** begin MATERIAL PROVIDED **
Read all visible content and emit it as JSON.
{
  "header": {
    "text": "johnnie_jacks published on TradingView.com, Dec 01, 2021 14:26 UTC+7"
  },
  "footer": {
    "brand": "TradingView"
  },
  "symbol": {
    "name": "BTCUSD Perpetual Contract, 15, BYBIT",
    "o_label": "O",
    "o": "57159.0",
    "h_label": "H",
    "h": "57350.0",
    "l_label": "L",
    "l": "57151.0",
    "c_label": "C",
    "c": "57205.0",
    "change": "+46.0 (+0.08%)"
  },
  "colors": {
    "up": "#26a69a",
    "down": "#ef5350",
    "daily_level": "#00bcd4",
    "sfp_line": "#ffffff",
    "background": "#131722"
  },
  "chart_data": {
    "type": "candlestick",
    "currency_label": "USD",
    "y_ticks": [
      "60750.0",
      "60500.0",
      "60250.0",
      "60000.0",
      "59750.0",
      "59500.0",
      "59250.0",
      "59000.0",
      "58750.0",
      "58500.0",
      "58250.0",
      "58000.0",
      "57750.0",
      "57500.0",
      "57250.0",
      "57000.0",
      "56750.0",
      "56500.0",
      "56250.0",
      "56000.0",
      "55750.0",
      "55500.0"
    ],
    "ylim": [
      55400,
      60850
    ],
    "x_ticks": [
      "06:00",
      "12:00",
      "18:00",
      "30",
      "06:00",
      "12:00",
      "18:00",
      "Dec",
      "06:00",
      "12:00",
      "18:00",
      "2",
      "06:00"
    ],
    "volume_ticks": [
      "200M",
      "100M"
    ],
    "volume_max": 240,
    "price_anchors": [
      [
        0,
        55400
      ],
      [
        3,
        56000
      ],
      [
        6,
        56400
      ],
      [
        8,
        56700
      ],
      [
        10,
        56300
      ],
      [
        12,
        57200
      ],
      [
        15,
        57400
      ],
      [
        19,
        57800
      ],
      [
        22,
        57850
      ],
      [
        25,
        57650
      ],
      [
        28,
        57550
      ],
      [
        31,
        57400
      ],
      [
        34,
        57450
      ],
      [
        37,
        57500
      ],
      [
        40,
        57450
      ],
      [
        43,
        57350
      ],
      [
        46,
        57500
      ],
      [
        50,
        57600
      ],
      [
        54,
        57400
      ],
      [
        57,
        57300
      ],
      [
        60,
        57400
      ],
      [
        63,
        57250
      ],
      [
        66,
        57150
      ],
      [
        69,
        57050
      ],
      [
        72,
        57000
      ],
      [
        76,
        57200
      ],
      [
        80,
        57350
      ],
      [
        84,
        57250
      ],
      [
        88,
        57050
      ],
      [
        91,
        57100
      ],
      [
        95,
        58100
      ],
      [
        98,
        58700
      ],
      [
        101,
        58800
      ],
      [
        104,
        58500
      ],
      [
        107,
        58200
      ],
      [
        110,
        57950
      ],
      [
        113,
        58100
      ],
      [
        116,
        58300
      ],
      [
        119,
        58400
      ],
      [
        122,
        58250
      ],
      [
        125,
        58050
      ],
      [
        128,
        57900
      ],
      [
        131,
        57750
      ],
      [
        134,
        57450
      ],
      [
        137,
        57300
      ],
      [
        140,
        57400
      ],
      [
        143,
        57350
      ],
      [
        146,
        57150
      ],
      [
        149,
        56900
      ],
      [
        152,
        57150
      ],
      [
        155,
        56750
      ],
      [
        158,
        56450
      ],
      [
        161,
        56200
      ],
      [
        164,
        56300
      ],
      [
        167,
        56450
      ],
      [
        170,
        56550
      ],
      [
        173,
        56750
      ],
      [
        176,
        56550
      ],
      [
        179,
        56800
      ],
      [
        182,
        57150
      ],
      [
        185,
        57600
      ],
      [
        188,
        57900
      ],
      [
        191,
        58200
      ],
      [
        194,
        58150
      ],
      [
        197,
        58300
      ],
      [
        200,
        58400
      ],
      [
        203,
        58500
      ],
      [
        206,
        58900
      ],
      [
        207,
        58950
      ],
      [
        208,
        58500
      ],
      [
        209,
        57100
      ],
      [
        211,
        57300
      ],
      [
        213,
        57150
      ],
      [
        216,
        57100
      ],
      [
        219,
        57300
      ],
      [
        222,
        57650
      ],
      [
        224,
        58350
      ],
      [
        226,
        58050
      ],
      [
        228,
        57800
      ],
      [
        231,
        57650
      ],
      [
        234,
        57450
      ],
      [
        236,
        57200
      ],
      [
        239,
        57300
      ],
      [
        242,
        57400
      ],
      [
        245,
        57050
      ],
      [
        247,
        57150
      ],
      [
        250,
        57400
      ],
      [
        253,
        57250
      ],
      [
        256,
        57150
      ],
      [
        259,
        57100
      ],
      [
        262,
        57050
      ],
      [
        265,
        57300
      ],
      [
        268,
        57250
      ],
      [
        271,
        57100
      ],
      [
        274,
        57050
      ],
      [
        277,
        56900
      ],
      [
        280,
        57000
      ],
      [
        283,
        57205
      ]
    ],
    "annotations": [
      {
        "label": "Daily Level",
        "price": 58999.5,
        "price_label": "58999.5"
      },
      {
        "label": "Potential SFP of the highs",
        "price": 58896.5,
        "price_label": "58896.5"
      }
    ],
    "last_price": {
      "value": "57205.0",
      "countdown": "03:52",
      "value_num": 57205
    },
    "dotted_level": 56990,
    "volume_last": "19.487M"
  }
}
** end MATERIAL PROVIDED **
** begin MATERIAL PROVIDED **
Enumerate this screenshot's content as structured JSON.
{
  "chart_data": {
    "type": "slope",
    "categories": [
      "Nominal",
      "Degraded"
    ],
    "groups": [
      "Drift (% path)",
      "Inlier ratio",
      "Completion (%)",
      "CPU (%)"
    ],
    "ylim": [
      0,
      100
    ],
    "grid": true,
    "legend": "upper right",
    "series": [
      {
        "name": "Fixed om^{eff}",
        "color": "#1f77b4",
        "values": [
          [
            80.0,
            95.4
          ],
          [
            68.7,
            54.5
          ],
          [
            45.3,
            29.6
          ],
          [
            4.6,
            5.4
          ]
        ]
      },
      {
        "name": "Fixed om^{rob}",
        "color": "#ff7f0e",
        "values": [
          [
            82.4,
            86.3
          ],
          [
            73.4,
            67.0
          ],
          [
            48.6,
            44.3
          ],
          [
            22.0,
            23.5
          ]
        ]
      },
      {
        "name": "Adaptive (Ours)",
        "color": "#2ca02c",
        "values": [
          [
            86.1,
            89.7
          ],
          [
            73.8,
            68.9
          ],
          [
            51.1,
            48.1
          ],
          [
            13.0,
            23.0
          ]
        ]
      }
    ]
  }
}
** end MATERIAL PROVIDED **
THE EXERCISE -> The required answer is a single number: the count of lines in the entries that hold the string "JSON".

EXERCISE OUTPUT -> 2